» GOAL OF THE EXERCISE: The data below should be restated word for word, with every picture omitted.

» DATASET CONTENT:

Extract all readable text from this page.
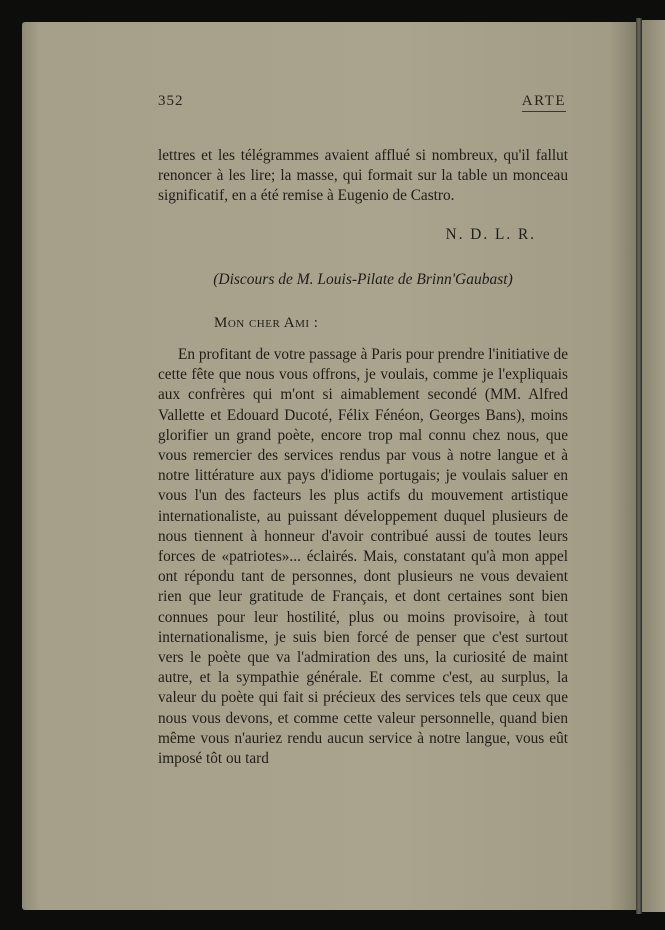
352	ARTE
lettres et les télégrammes avaient afflué si nombreux, qu'il fallut renoncer à les lire; la masse, qui formait sur la table un monceau significatif, en a été remise à Eugenio de Castro.
N. D. L. R.
(Discours de M. Louis-Pilate de Brinn'Gaubast)
Mon cher Ami :
En profitant de votre passage à Paris pour prendre l'initiative de cette fête que nous vous offrons, je voulais, comme je l'expliquais aux confrères qui m'ont si aimablement secondé (MM. Alfred Vallette et Edouard Ducoté, Félix Fénéon, Georges Bans), moins glorifier un grand poète, encore trop mal connu chez nous, que vous remercier des services rendus par vous à notre langue et à notre littérature aux pays d'idiome portugais; je voulais saluer en vous l'un des facteurs les plus actifs du mouvement artistique internationaliste, au puissant développement duquel plusieurs de nous tiennent à honneur d'avoir contribué aussi de toutes leurs forces de «patriotes»... éclairés. Mais, constatant qu'à mon appel ont répondu tant de personnes, dont plusieurs ne vous devaient rien que leur gratitude de Français, et dont certaines sont bien connues pour leur hostilité, plus ou moins provisoire, à tout internationalisme, je suis bien forcé de penser que c'est surtout vers le poète que va l'admiration des uns, la curiosité de maint autre, et la sympathie générale. Et comme c'est, au surplus, la valeur du poète qui fait si précieux des services tels que ceux que nous vous devons, et comme cette valeur personnelle, quand bien même vous n'auriez rendu aucun service à notre langue, vous eût imposé tôt ou tard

» TASK RESPONSE:
Extract all readable text from this page.
352	ARTE
lettres et les télégrammes avaient afflué si nombreux, qu'il fallut renoncer à les lire; la masse, qui formait sur la table un monceau significatif, en a été remise à Eugenio de Castro.
N. D. L. R.
(Discours de M. Louis-Pilate de Brinn'Gaubast)
Mon cher Ami :
En profitant de votre passage à Paris pour prendre l'initiative de cette fête que nous vous offrons, je voulais, comme je l'expliquais aux confrères qui m'ont si aimablement secondé (MM. Alfred Vallette et Edouard Ducoté, Félix Fénéon, Georges Bans), moins glorifier un grand poète, encore trop mal connu chez nous, que vous remercier des services rendus par vous à notre langue et à notre littérature aux pays d'idiome portugais; je voulais saluer en vous l'un des facteurs les plus actifs du mouvement artistique internationaliste, au puissant développement duquel plusieurs de nous tiennent à honneur d'avoir contribué aussi de toutes leurs forces de «patriotes»... éclairés. Mais, constatant qu'à mon appel ont répondu tant de personnes, dont plusieurs ne vous devaient rien que leur gratitude de Français, et dont certaines sont bien connues pour leur hostilité, plus ou moins provisoire, à tout internationalisme, je suis bien forcé de penser que c'est surtout vers le poète que va l'admiration des uns, la curiosité de maint autre, et la sympathie générale. Et comme c'est, au surplus, la valeur du poète qui fait si précieux des services tels que ceux que nous vous devons, et comme cette valeur personnelle, quand bien même vous n'auriez rendu aucun service à notre langue, vous eût imposé tôt ou tard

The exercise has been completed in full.